— Begin —
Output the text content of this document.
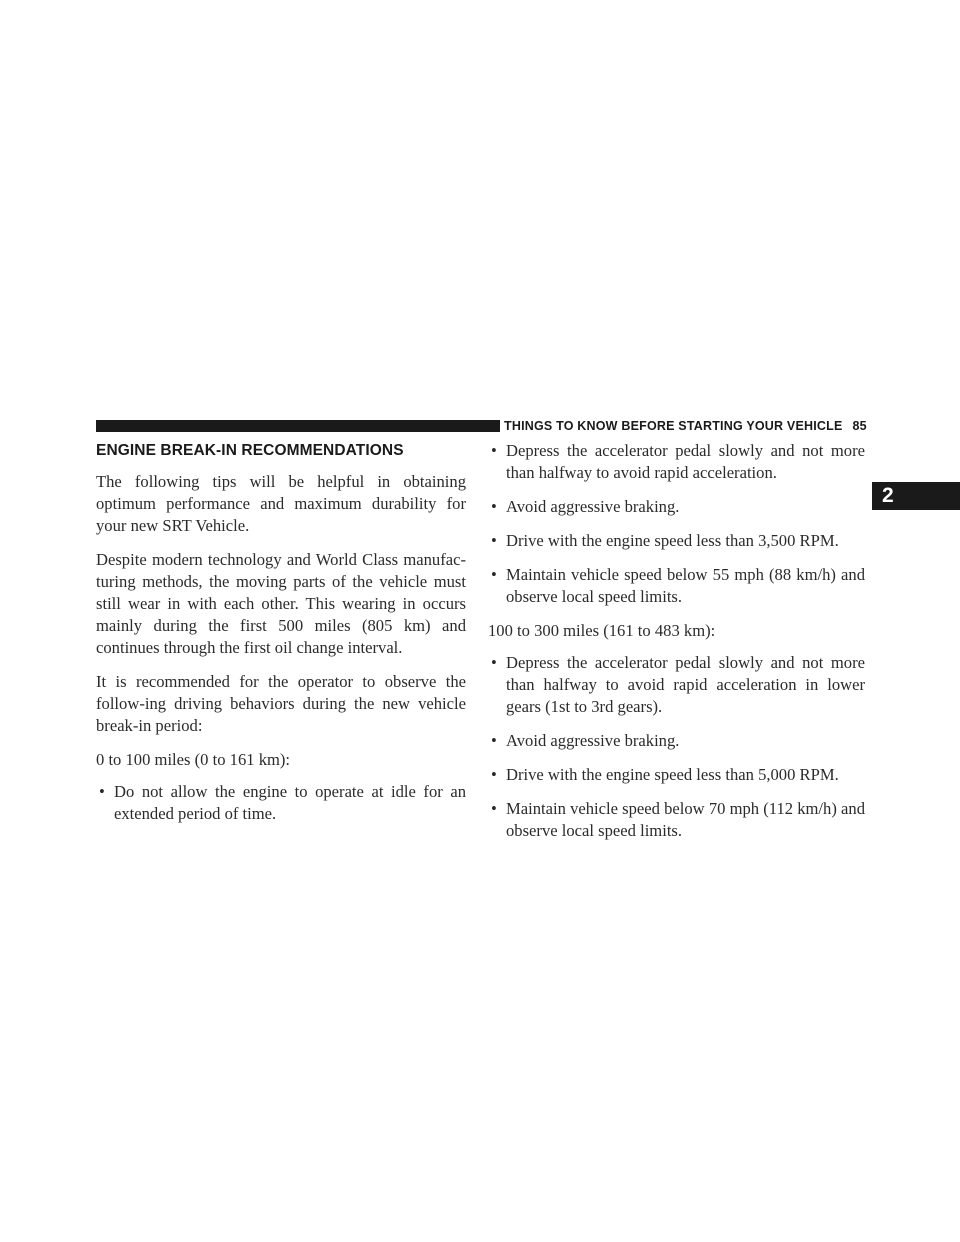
THINGS TO KNOW BEFORE STARTING YOUR VEHICLE 85
2
ENGINE BREAK-IN RECOMMENDATIONS

The following tips will be helpful in obtaining optimum performance and maximum durability for your new SRT Vehicle.

Despite modern technology and World Class manufac-turing methods, the moving parts of the vehicle must still wear in with each other. This wearing in occurs mainly during the first 500 miles (805 km) and continues through the first oil change interval.

It is recommended for the operator to observe the follow-ing driving behaviors during the new vehicle break-in period:

0 to 100 miles (0 to 161 km):

• Do not allow the engine to operate at idle for an extended period of time.
• Depress the accelerator pedal slowly and not more than halfway to avoid rapid acceleration.
• Avoid aggressive braking.
• Drive with the engine speed less than 3,500 RPM.
• Maintain vehicle speed below 55 mph (88 km/h) and observe local speed limits.

100 to 300 miles (161 to 483 km):

• Depress the accelerator pedal slowly and not more than halfway to avoid rapid acceleration in lower gears (1st to 3rd gears).
• Avoid aggressive braking.
• Drive with the engine speed less than 5,000 RPM.
• Maintain vehicle speed below 70 mph (112 km/h) and observe local speed limits.
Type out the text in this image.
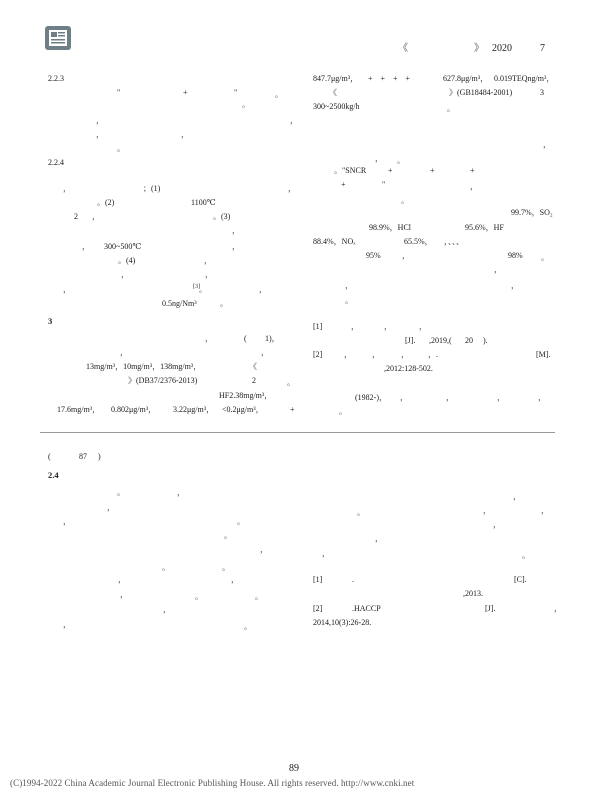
《	》 2020	7
2.2.3
"	+	"	。
。
，	，
，	，
。
2.2.4
，	；(1)	，
。(2)	1100℃
2 ，	。(3)
，
， 300~500℃	，
。(4)	，
，	，
，	[3] 。	，
0.5ng/Nm³	。
3
，	( 1)，
，	，
13mg/m³，10mg/m³，138mg/m³，	《
》(DB37/2376-2013)	2	。
HF2.38mg/m³，
17.6mg/m³， 0.802μg/m³， 3.22μg/m³， <0.2μg/m³，	+
847.7μg/m³， + + + +	627.8μg/m³， 0.019TEQng/m³，
《	》(GB18484-2001)	3
300~2500kg/h	。
，
， 。
。"SNCR	+	+	+
+	"	，
。
99.7%，SO₂
98.9%，HCl	95.6%，HF
88.4%，NOₓ	65.5%， ，、、、
95%	，	98% 。
，
，	，
。
[1]	，	，	，
[J]. ,2019,( 20 ).
[2]	，	，	， ，.	[M].
,2012:128-502.
(1982-)， ，	，	，	，
。
(	87 )
2.4
。	，
，
，	。
。
，
。	。
，	，
，	。	。
，
，	。
，
。	，	，
，
，
，	。
[1]	.	[C].
,2013.
[2]	.HACCP	[J].	，
2014,10(3):26-28.
89
(C)1994-2022 China Academic Journal Electronic Publishing House. All rights reserved. http://www.cnki.net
— End —
#### [PROBLEM TO SOLVE]
What is needed is an exact reproduction of the data, pictures excluded.

#### [SOLUTION BELOW]
Output the text content of this document.
THINGS TO KNOW BEFORE STARTING YOUR VEHICLE 85
2
ENGINE BREAK-IN RECOMMENDATIONS

The following tips will be helpful in obtaining optimum performance and maximum durability for your new SRT Vehicle.

Despite modern technology and World Class manufac-turing methods, the moving parts of the vehicle must still wear in with each other. This wearing in occurs mainly during the first 500 miles (805 km) and continues through the first oil change interval.

It is recommended for the operator to observe the follow-ing driving behaviors during the new vehicle break-in period:

0 to 100 miles (0 to 161 km):

• Do not allow the engine to operate at idle for an extended period of time.
• Depress the accelerator pedal slowly and not more than halfway to avoid rapid acceleration.
• Avoid aggressive braking.
• Drive with the engine speed less than 3,500 RPM.
• Maintain vehicle speed below 55 mph (88 km/h) and observe local speed limits.

100 to 300 miles (161 to 483 km):

• Depress the accelerator pedal slowly and not more than halfway to avoid rapid acceleration in lower gears (1st to 3rd gears).
• Avoid aggressive braking.
• Drive with the engine speed less than 5,000 RPM.
• Maintain vehicle speed below 70 mph (112 km/h) and observe local speed limits.
Type out the text in this image.
《	》 2020	7
2.2.3
"	+	"	。
。
，	，
，	，
。
2.2.4
，	；(1)	，
。(2)	1100℃
2 ，	。(3)
，
， 300~500℃	，
。(4)	，
，	，
，	[3] 。	，
0.5ng/Nm³	。
3
，	( 1)，
，	，
13mg/m³，10mg/m³，138mg/m³，	《
》(DB37/2376-2013)	2	。
HF2.38mg/m³，
17.6mg/m³， 0.802μg/m³， 3.22μg/m³， <0.2μg/m³，	+
847.7μg/m³， + + + +	627.8μg/m³， 0.019TEQng/m³，
《	》(GB18484-2001)	3
300~2500kg/h	。
，
， 。
。"SNCR	+	+	+
+	"	，
。
99.7%，SO₂
98.9%，HCl	95.6%，HF
88.4%，NOₓ	65.5%， ，、、、
95%	，	98% 。
，
，	，
。
[1]	，	，	，
[J]. ,2019,( 20 ).
[2]	，	，	， ，.	[M].
,2012:128-502.
(1982-)， ，	，	，	，
。
(	87 )
2.4
。	，
，
，	。
。
，
。	。
，	，
，	。	。
，
，	。
，
。	，	，
，
，
，	。
[1]	.	[C].
,2013.
[2]	.HACCP	[J].	，
2014,10(3):26-28.
89
(C)1994-2022 China Academic Journal Electronic Publishing House. All rights reserved. http://www.cnki.net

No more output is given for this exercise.